[DATA FOR THIS TASK start]

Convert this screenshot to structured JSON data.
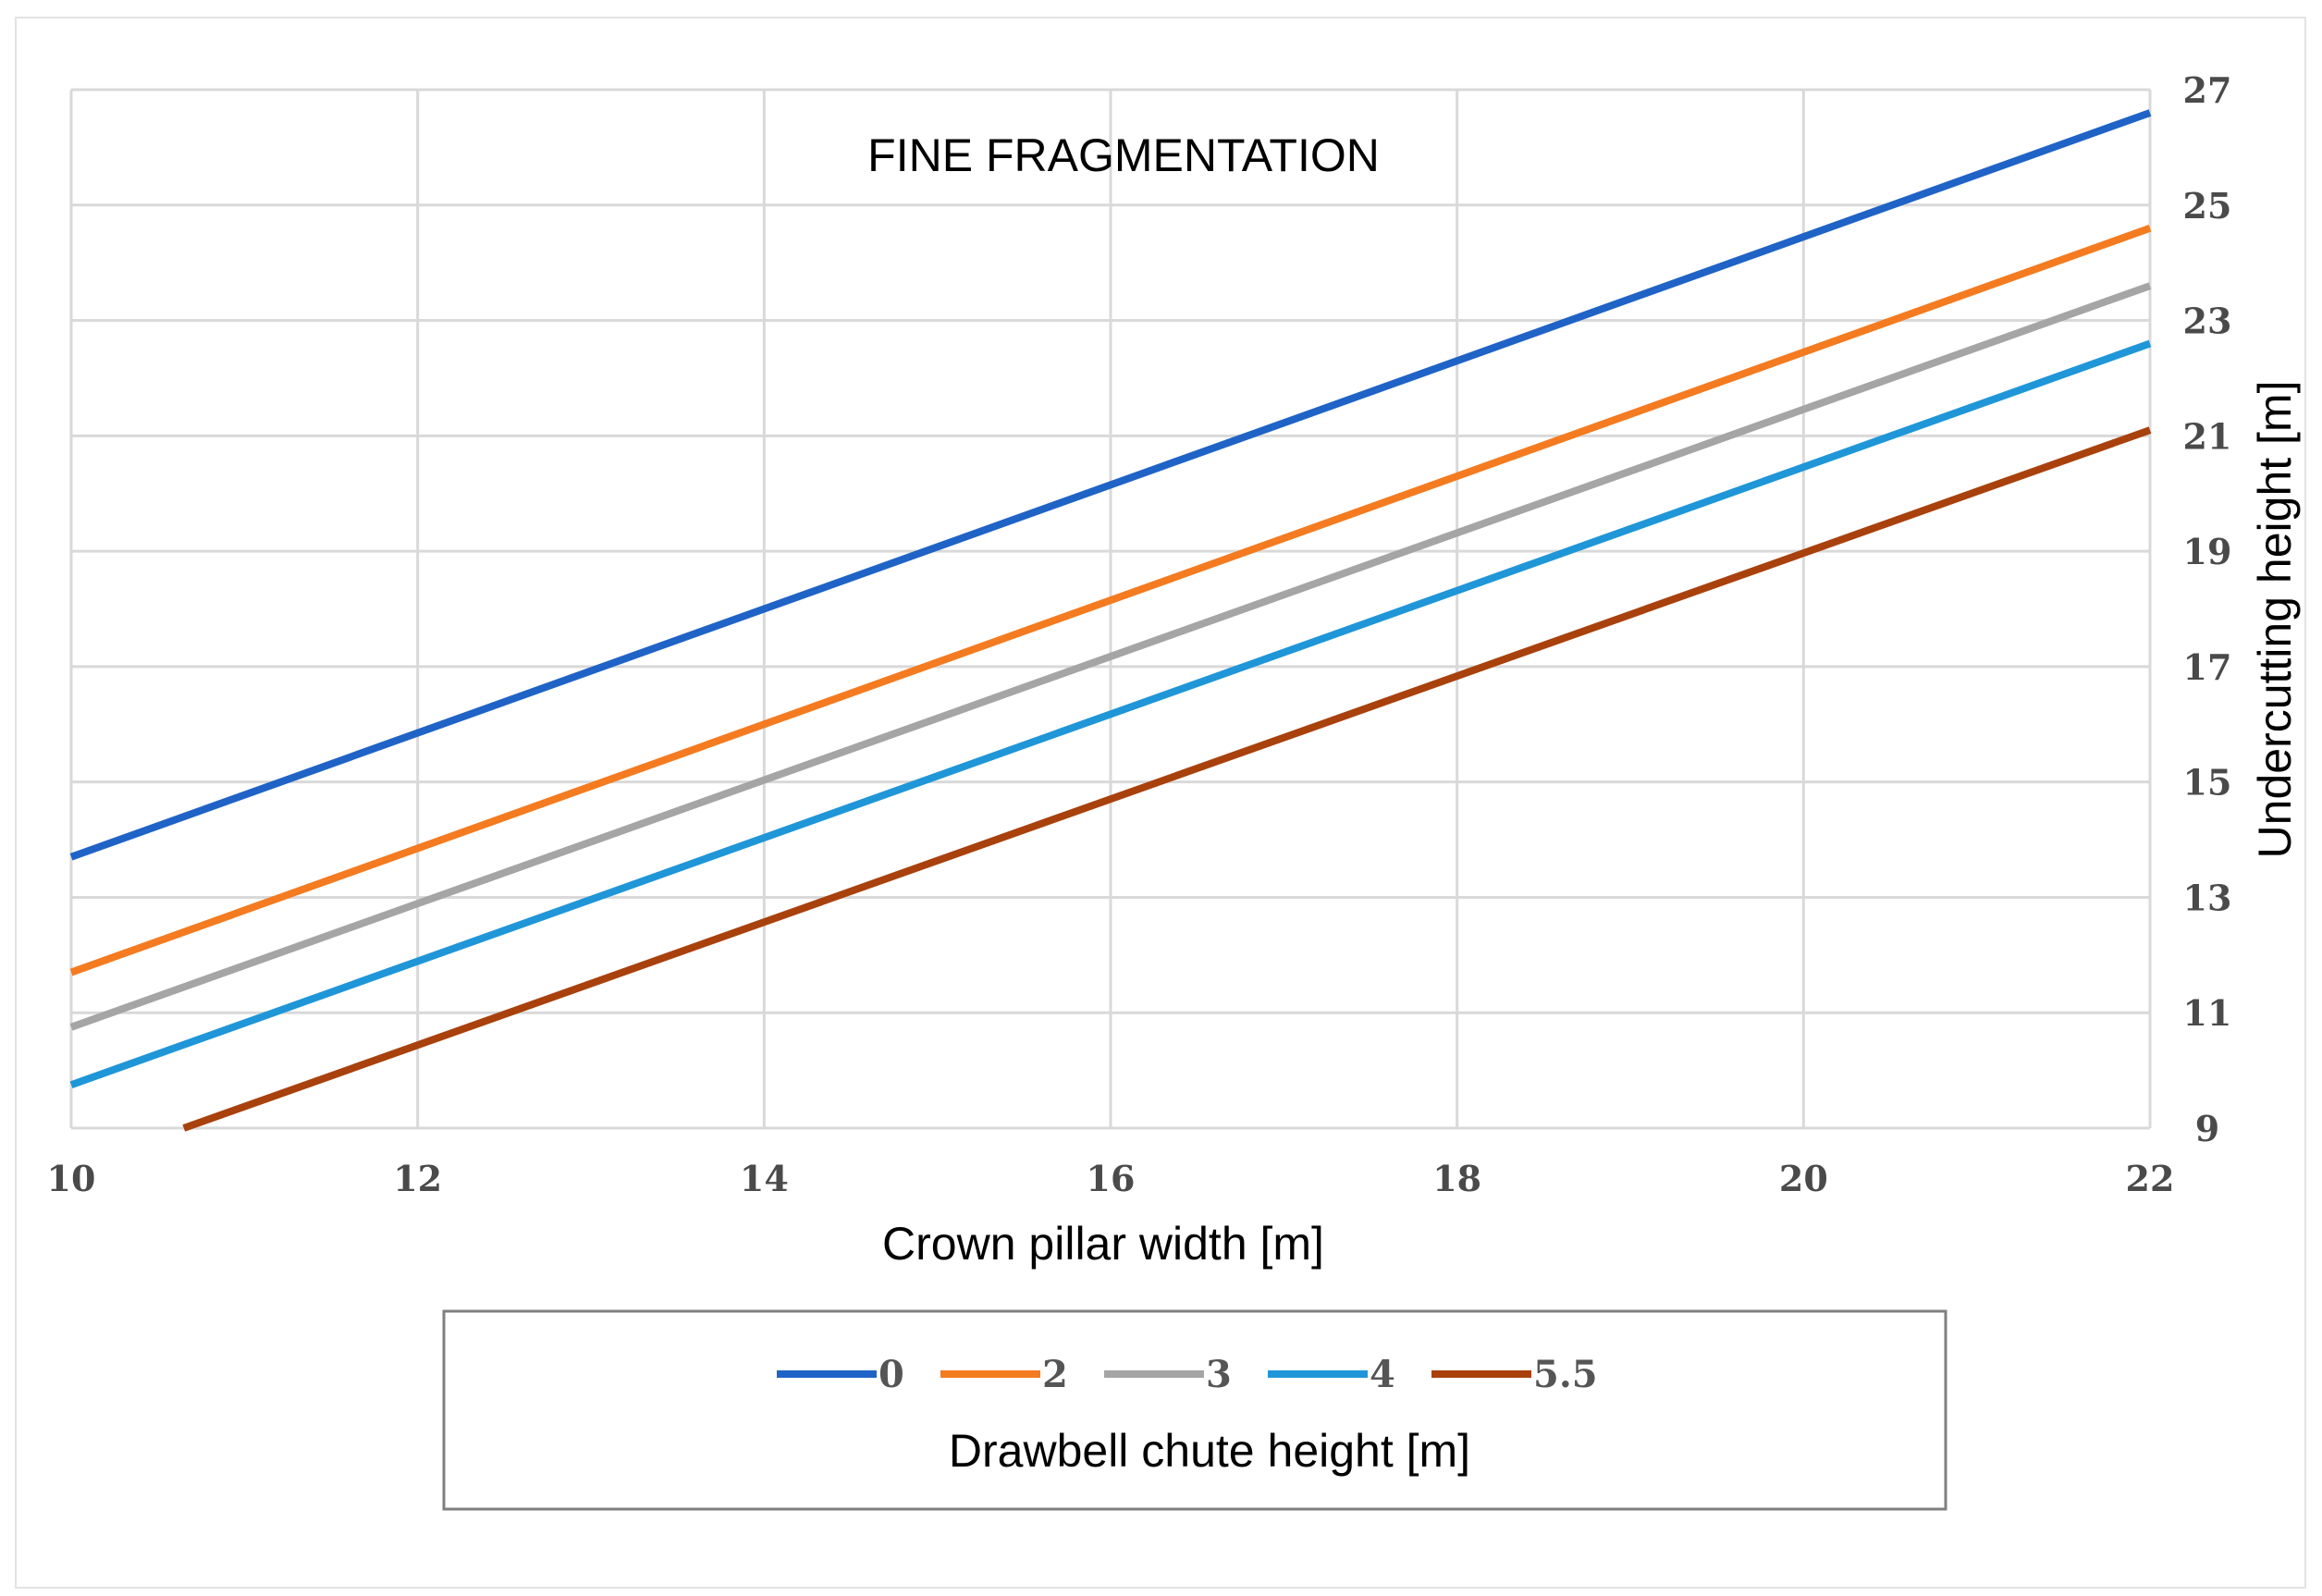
{
  "chart_data": {
    "type": "line",
    "title": "FINE FRAGMENTATION",
    "xlabel": "Crown pillar width [m]",
    "ylabel": "Undercutting height [m]",
    "xlim": [
      10,
      22
    ],
    "ylim": [
      9,
      27
    ],
    "xticks": [
      10,
      12,
      14,
      16,
      18,
      20,
      22
    ],
    "yticks": [
      9,
      11,
      13,
      15,
      17,
      19,
      21,
      23,
      25,
      27
    ],
    "y_axis_side": "right",
    "grid": true,
    "legend_title": "Drawbell chute height [m]",
    "legend_position": "bottom",
    "series": [
      {
        "name": "0",
        "color": "#1f63c6",
        "points": [
          [
            10,
            13.7
          ],
          [
            22,
            26.6
          ]
        ]
      },
      {
        "name": "2",
        "color": "#f47b20",
        "points": [
          [
            10,
            11.7
          ],
          [
            22,
            24.6
          ]
        ]
      },
      {
        "name": "3",
        "color": "#a5a5a5",
        "points": [
          [
            10,
            10.75
          ],
          [
            22,
            23.6
          ]
        ]
      },
      {
        "name": "4",
        "color": "#1f96d8",
        "points": [
          [
            10,
            9.75
          ],
          [
            22,
            22.6
          ]
        ]
      },
      {
        "name": "5.5",
        "color": "#a9410d",
        "points": [
          [
            10.65,
            9.0
          ],
          [
            22,
            21.1
          ]
        ]
      }
    ]
  }
}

[DATA FOR THIS TASK end]

Return the material exactly as given, apart from the pictures.

ANSWER TO THE EXERCISE:
Convert this screenshot to structured JSON data.
{
  "chart_data": {
    "type": "line",
    "title": "FINE FRAGMENTATION",
    "xlabel": "Crown pillar width [m]",
    "ylabel": "Undercutting height [m]",
    "xlim": [
      10,
      22
    ],
    "ylim": [
      9,
      27
    ],
    "xticks": [
      10,
      12,
      14,
      16,
      18,
      20,
      22
    ],
    "yticks": [
      9,
      11,
      13,
      15,
      17,
      19,
      21,
      23,
      25,
      27
    ],
    "y_axis_side": "right",
    "grid": true,
    "legend_title": "Drawbell chute height [m]",
    "legend_position": "bottom",
    "series": [
      {
        "name": "0",
        "color": "#1f63c6",
        "points": [
          [
            10,
            13.7
          ],
          [
            22,
            26.6
          ]
        ]
      },
      {
        "name": "2",
        "color": "#f47b20",
        "points": [
          [
            10,
            11.7
          ],
          [
            22,
            24.6
          ]
        ]
      },
      {
        "name": "3",
        "color": "#a5a5a5",
        "points": [
          [
            10,
            10.75
          ],
          [
            22,
            23.6
          ]
        ]
      },
      {
        "name": "4",
        "color": "#1f96d8",
        "points": [
          [
            10,
            9.75
          ],
          [
            22,
            22.6
          ]
        ]
      },
      {
        "name": "5.5",
        "color": "#a9410d",
        "points": [
          [
            10.65,
            9.0
          ],
          [
            22,
            21.1
          ]
        ]
      }
    ]
  }
}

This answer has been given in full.